Information supplied:
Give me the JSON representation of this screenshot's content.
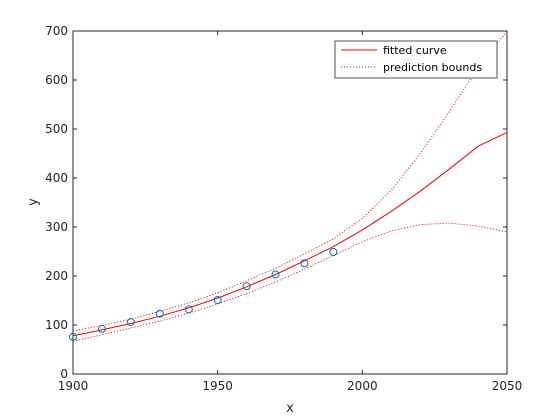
{
  "chart_data": {
    "type": "scatter",
    "xlabel": "x",
    "ylabel": "y",
    "xlim": [
      1900,
      2050
    ],
    "ylim": [
      0,
      700
    ],
    "x_ticks": [
      1900,
      1950,
      2000,
      2050
    ],
    "y_ticks": [
      0,
      100,
      200,
      300,
      400,
      500,
      600,
      700
    ],
    "x_tick_labels": [
      "1900",
      "1950",
      "2000",
      "2050"
    ],
    "y_tick_labels": [
      "0",
      "100",
      "200",
      "300",
      "400",
      "500",
      "600",
      "700"
    ],
    "grid": false,
    "legend_position": "top-right",
    "points": {
      "x": [
        1900,
        1910,
        1920,
        1930,
        1940,
        1950,
        1960,
        1970,
        1980,
        1990
      ],
      "y": [
        76,
        92,
        106,
        123,
        132,
        151,
        179,
        203,
        226,
        249
      ],
      "marker": "circle",
      "color": "#0072BD"
    },
    "fitted_curve": {
      "name": "fitted curve",
      "color": "#ff0000",
      "x": [
        1900,
        1910,
        1920,
        1930,
        1940,
        1950,
        1960,
        1970,
        1980,
        1990,
        2000,
        2010,
        2020,
        2030,
        2040,
        2050
      ],
      "y": [
        78,
        90,
        103,
        118,
        135,
        155,
        178,
        203,
        231,
        260,
        294,
        332,
        373,
        418,
        465,
        493
      ]
    },
    "prediction_bounds": {
      "name": "prediction bounds",
      "color": "#ff0000",
      "x": [
        1900,
        1910,
        1920,
        1930,
        1940,
        1950,
        1960,
        1970,
        1980,
        1990,
        2000,
        2010,
        2020,
        2030,
        2040,
        2050
      ],
      "upper": [
        88,
        99,
        112,
        128,
        145,
        166,
        190,
        216,
        245,
        276,
        318,
        375,
        450,
        535,
        625,
        700
      ],
      "lower": [
        67,
        80,
        94,
        108,
        124,
        143,
        164,
        188,
        214,
        242,
        270,
        292,
        305,
        308,
        302,
        290
      ]
    }
  }
}
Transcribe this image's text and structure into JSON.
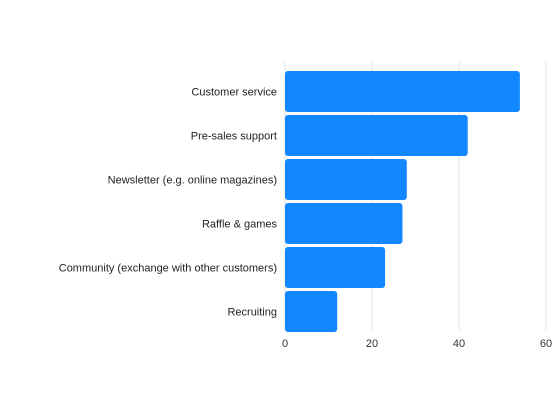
{
  "chart_data": {
    "type": "bar",
    "orientation": "horizontal",
    "categories": [
      "Customer service",
      "Pre-sales support",
      "Newsletter (e.g. online magazines)",
      "Raffle & games",
      "Community (exchange with other customers)",
      "Recruiting"
    ],
    "values": [
      54,
      42,
      28,
      27,
      23,
      12
    ],
    "xlim": [
      0,
      60
    ],
    "xticks": [
      "0",
      "20",
      "40",
      "60"
    ],
    "title": "",
    "xlabel": "",
    "ylabel": "",
    "grid": "vertical",
    "bar_color": "#1188ff"
  }
}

The task:
Tally the lines in this data that hold the word "JSON" and state only the count.

Final result:
2